■ TO DO: Say how many lines hold the string "RUSSELL", and nothing more.

■ DATA SECTION:
[Begin]
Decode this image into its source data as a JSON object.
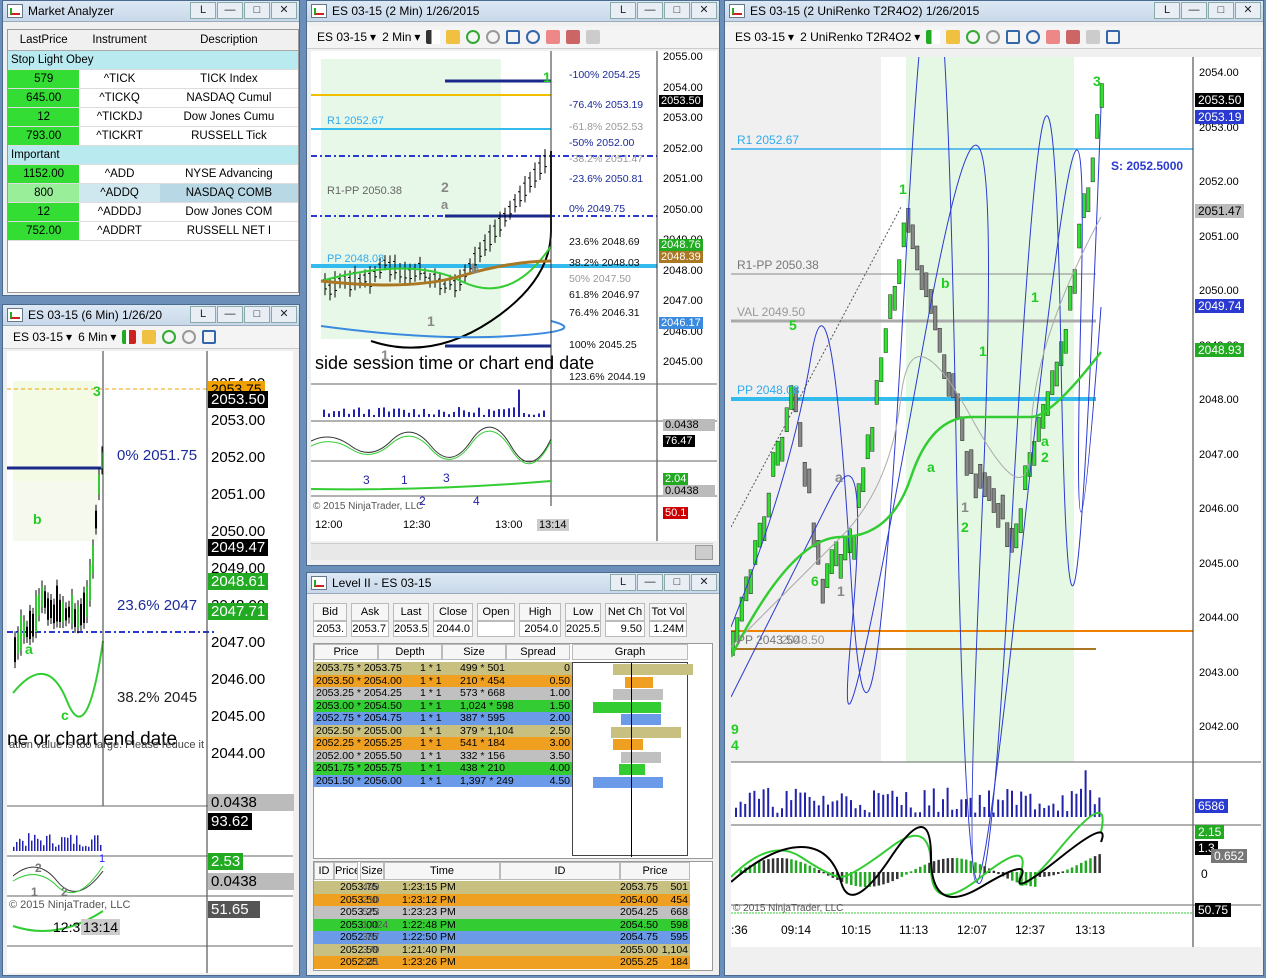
{
  "market_analyzer": {
    "title": "Market Analyzer",
    "columns": [
      "LastPrice",
      "Instrument",
      "Description"
    ],
    "groups": [
      {
        "name": "Stop Light Obey",
        "rows": [
          {
            "last": "579",
            "instrument": "^TICK",
            "description": "TICK Index"
          },
          {
            "last": "645.00",
            "instrument": "^TICKQ",
            "description": "NASDAQ Cumul"
          },
          {
            "last": "12",
            "instrument": "^TICKDJ",
            "description": "Dow Jones Cumu"
          },
          {
            "last": "793.00",
            "instrument": "^TICKRT",
            "description": "RUSSELL Tick"
          }
        ]
      },
      {
        "name": "Important",
        "rows": [
          {
            "last": "1152.00",
            "instrument": "^ADD",
            "description": "NYSE Advancing"
          },
          {
            "last": "800",
            "instrument": "^ADDQ",
            "description": "NASDAQ COMB"
          },
          {
            "last": "12",
            "instrument": "^ADDDJ",
            "description": "Dow Jones COM"
          },
          {
            "last": "752.00",
            "instrument": "^ADDRT",
            "description": "RUSSELL NET I"
          }
        ]
      }
    ]
  },
  "chart6": {
    "title": "ES 03-15 (6 Min)  1/26/20",
    "instrument": "ES 03-15",
    "interval": "6 Min",
    "prices": [
      "2054.00",
      "2053.00",
      "2052.00",
      "2051.00",
      "2050.00",
      "2049.00",
      "2048.00",
      "2047.00",
      "2046.00",
      "2045.00",
      "2044.00"
    ],
    "tags": [
      "2053.75",
      "2053.50",
      "2049.47",
      "2048.61",
      "2047.71"
    ],
    "fib": [
      "0%  2051.75",
      "23.6%  2047",
      "38.2%  2045"
    ],
    "notice": "ne or chart end date",
    "notice2": "ation value is too large. Please reduce it",
    "ind_tags": [
      "0.0438",
      "93.62",
      "2.53",
      "0.0438",
      "51.65"
    ],
    "copyright": "© 2015 NinjaTrader, LLC",
    "times": [
      "12:3",
      "13:14"
    ],
    "labels": [
      "3",
      "b",
      "a",
      "c",
      "2",
      "1",
      "2",
      "1"
    ]
  },
  "chart2": {
    "title": "ES 03-15 (2 Min)  1/26/2015",
    "instrument": "ES 03-15",
    "interval": "2 Min",
    "prices": [
      "2055.00",
      "2054.00",
      "2053.00",
      "2052.00",
      "2051.00",
      "2050.00",
      "2049.00",
      "2048.00",
      "2047.00",
      "2046.00",
      "2045.00"
    ],
    "tags": [
      "2053.50",
      "2048.76",
      "2048.39",
      "2046.17"
    ],
    "fib": [
      "-100%  2054.25",
      "-76.4%  2053.19",
      "-61.8%  2052.53",
      "-50%  2052.00",
      "-38.2%  2051.47",
      "-23.6%  2050.81",
      "0%  2049.75",
      "23.6%  2048.69",
      "38.2%  2048.03",
      "50%  2047.50",
      "61.8%  2046.97",
      "76.4%  2046.31",
      "100%  2045.25",
      "123.6%  2044.19"
    ],
    "pivots": [
      "R1 2052.67",
      "R1-PP 2050.38",
      "PP 2048.08"
    ],
    "notice": "side session time or chart end date",
    "ind_tags": [
      "0.0438",
      "76.47",
      "2.04",
      "0.0438",
      "50.1"
    ],
    "times": [
      "12:00",
      "12:30",
      "13:00",
      "13:14"
    ],
    "copyright": "© 2015 NinjaTrader, LLC",
    "labels": [
      "1",
      "2",
      "a",
      "b",
      "1",
      "1",
      "3",
      "1",
      "3",
      "2",
      "4"
    ]
  },
  "level2": {
    "title": "Level II - ES 03-15",
    "summary_headers": [
      "Bid",
      "Ask",
      "Last",
      "Close",
      "Open",
      "High",
      "Low",
      "Net Ch",
      "Tot Vol"
    ],
    "summary_values": [
      "2053.",
      "2053.7",
      "2053.5",
      "2044.0",
      "",
      "2054.0",
      "2025.5",
      "9.50",
      "1.24M"
    ],
    "book_headers": [
      "Price",
      "Depth",
      "Size",
      "Spread",
      "Graph"
    ],
    "book": [
      {
        "price": "2053.75 * 2053.75",
        "depth": "1 * 1",
        "size": "499 * 501",
        "spread": "0"
      },
      {
        "price": "2053.50 * 2054.00",
        "depth": "1 * 1",
        "size": "210 * 454",
        "spread": "0.50"
      },
      {
        "price": "2053.25 * 2054.25",
        "depth": "1 * 1",
        "size": "573 * 668",
        "spread": "1.00"
      },
      {
        "price": "2053.00 * 2054.50",
        "depth": "1 * 1",
        "size": "1,024 * 598",
        "spread": "1.50"
      },
      {
        "price": "2052.75 * 2054.75",
        "depth": "1 * 1",
        "size": "387 * 595",
        "spread": "2.00"
      },
      {
        "price": "2052.50 * 2055.00",
        "depth": "1 * 1",
        "size": "379 * 1,104",
        "spread": "2.50"
      },
      {
        "price": "2052.25 * 2055.25",
        "depth": "1 * 1",
        "size": "541 * 184",
        "spread": "3.00"
      },
      {
        "price": "2052.00 * 2055.50",
        "depth": "1 * 1",
        "size": "332 * 156",
        "spread": "3.50"
      },
      {
        "price": "2051.75 * 2055.75",
        "depth": "1 * 1",
        "size": "438 * 210",
        "spread": "4.00"
      },
      {
        "price": "2051.50 * 2056.00",
        "depth": "1 * 1",
        "size": "1,397 * 249",
        "spread": "4.50"
      }
    ],
    "ts_headers": [
      "ID",
      "Price",
      "Size",
      "Time",
      "ID",
      "Price"
    ],
    "ts_rows": [
      {
        "a": "2053.75",
        "b": "499",
        "time": "1:23:15 PM",
        "price": "2053.75",
        "size": "501"
      },
      {
        "a": "2053.50",
        "b": "210",
        "time": "1:23:12 PM",
        "price": "2054.00",
        "size": "454"
      },
      {
        "a": "2053.25",
        "b": "573",
        "time": "1:23:23 PM",
        "price": "2054.25",
        "size": "668"
      },
      {
        "a": "2053.00",
        "b": "1,024",
        "time": "1:22:48 PM",
        "price": "2054.50",
        "size": "598"
      },
      {
        "a": "2052.75",
        "b": "387",
        "time": "1:22:50 PM",
        "price": "2054.75",
        "size": "595"
      },
      {
        "a": "2052.50",
        "b": "379",
        "time": "1:21:40 PM",
        "price": "2055.00",
        "size": "1,104"
      },
      {
        "a": "2052.25",
        "b": "541",
        "time": "1:23:26 PM",
        "price": "2055.25",
        "size": "184"
      }
    ]
  },
  "renko": {
    "title": "ES 03-15 (2 UniRenko T2R4O2)  1/26/2015",
    "instrument": "ES 03-15",
    "interval": "2 UniRenko T2R4O2",
    "prices": [
      "2054.00",
      "2053.00",
      "2052.00",
      "2051.00",
      "2050.00",
      "2049.00",
      "2048.00",
      "2047.00",
      "2046.00",
      "2045.00",
      "2044.00",
      "2043.00",
      "2042.00"
    ],
    "tags": [
      "2053.50",
      "2053.19",
      "2051.47",
      "2049.74",
      "2048.93"
    ],
    "lines": [
      "R1 2052.67",
      "R1-PP 2050.38",
      "VAL 2049.50",
      "PP 2048.08",
      "PP 2043.50",
      "2048.50"
    ],
    "stop": "S: 2052.5000",
    "ind_tags": [
      "6586",
      "2.15",
      "1.3",
      "0.652",
      "50.75"
    ],
    "times": [
      ":36",
      "09:14",
      "10:15",
      "11:13",
      "12:07",
      "12:37",
      "13:13"
    ],
    "ind_zero": "0",
    "copyright": "© 2015 NinjaTrader, LLC",
    "labels": [
      "3",
      "1",
      "b",
      "5",
      "1",
      "1",
      "a",
      "a",
      "2",
      "a",
      "6",
      "1",
      "1",
      "2",
      "9",
      "4"
    ]
  },
  "colors": {
    "up": "#33dd33",
    "down": "#888888",
    "pivot": "#33bbee",
    "fib_blue": "#1a2a8a"
  }
}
[End]
■ TASK RESPONSE: 2